### [EXCERPTED RECORDS]
* Start *

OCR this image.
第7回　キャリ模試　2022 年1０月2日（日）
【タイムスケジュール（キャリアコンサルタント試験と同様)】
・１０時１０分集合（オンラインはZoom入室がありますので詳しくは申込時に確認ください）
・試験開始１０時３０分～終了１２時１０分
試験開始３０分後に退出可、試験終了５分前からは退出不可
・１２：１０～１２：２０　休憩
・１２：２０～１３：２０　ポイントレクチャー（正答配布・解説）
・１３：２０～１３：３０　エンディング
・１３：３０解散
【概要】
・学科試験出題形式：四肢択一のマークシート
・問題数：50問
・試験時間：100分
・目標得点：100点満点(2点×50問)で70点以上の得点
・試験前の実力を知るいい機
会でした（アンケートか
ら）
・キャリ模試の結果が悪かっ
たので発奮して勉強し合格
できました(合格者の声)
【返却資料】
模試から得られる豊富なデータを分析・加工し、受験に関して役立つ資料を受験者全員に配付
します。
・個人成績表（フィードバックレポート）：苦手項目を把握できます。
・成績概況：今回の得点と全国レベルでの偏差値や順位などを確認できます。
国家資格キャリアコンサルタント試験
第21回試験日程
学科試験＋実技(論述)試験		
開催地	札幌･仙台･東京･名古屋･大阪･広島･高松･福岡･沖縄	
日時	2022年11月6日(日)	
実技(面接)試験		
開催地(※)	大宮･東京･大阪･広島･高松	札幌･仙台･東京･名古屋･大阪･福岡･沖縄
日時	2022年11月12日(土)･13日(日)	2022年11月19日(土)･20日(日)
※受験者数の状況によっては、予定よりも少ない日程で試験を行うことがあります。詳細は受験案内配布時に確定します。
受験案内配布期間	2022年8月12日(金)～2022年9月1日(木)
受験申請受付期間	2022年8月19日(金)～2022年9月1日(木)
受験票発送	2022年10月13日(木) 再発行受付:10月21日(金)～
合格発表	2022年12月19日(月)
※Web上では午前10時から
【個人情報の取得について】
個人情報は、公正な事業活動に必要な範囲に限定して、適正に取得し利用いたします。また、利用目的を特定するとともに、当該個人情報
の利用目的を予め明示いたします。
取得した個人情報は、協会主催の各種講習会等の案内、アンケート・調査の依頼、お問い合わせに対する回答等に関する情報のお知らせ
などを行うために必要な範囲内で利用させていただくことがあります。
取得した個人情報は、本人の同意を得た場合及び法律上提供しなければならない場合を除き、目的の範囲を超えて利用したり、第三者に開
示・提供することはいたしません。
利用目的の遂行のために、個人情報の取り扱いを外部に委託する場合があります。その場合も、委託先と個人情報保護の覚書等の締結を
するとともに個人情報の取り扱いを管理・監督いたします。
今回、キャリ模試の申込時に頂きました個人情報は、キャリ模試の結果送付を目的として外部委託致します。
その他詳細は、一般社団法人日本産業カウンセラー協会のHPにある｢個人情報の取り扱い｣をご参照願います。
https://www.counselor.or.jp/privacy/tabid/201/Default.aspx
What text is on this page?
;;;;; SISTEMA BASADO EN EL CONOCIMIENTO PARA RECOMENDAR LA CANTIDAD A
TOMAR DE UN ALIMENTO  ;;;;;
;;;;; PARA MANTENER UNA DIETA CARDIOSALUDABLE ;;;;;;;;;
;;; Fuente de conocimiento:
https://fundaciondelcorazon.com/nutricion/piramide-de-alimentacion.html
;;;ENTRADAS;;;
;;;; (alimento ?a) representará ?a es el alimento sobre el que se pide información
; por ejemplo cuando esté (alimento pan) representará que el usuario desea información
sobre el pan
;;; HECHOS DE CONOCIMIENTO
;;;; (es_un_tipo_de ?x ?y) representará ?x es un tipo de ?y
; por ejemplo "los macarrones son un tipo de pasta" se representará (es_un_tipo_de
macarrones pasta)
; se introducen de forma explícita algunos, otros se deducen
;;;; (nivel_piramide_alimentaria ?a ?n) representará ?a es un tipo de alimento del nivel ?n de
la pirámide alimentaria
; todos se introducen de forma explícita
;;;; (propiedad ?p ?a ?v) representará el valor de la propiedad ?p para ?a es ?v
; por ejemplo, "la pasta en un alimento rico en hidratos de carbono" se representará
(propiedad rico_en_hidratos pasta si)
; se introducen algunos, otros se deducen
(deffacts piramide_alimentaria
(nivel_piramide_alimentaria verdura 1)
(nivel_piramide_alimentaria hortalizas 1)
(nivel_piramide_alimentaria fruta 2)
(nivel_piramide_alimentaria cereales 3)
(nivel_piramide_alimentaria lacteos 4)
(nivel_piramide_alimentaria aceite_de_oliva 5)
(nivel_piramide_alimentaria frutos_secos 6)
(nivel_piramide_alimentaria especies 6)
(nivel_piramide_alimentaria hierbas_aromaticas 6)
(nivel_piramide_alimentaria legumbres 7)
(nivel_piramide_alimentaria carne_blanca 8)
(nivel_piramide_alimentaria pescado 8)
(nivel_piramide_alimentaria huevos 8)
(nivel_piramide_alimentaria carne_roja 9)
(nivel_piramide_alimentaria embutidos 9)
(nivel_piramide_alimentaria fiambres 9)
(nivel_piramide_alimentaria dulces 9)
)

* End *
* Start *

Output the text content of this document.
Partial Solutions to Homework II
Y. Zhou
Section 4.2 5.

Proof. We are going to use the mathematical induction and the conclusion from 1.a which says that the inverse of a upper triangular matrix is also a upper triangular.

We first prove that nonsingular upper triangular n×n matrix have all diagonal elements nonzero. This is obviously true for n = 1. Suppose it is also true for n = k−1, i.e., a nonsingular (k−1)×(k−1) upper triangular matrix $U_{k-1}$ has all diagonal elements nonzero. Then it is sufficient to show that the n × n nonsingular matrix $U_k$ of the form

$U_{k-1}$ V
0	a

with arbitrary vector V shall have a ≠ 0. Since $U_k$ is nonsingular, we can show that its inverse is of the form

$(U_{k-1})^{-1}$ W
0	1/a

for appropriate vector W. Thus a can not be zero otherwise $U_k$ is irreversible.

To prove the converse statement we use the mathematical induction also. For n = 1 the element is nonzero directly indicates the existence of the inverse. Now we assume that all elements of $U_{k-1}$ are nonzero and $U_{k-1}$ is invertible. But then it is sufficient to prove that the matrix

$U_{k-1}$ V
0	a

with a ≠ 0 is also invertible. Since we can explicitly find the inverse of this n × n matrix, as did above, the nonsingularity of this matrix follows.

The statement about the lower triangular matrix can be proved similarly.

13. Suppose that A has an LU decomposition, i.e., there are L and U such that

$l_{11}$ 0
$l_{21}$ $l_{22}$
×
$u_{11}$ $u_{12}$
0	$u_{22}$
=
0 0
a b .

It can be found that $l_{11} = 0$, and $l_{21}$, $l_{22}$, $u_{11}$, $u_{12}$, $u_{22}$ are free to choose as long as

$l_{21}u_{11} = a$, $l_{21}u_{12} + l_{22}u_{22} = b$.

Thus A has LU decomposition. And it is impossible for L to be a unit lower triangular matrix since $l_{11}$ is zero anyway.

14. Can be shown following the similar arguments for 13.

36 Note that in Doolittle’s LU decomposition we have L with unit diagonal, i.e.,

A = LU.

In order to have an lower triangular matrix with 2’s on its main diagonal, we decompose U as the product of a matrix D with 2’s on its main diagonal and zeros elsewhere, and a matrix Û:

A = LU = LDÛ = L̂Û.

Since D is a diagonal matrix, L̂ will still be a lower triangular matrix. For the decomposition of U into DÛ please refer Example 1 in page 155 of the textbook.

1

* End *

### [PROBLEM TO WORK ON]
Locate all lines holding the word "explícita", then copy them out.

### [FULL OUTPUT]
; se introducen de forma explícita algunos, otros se deducen
; todos se introducen de forma explícita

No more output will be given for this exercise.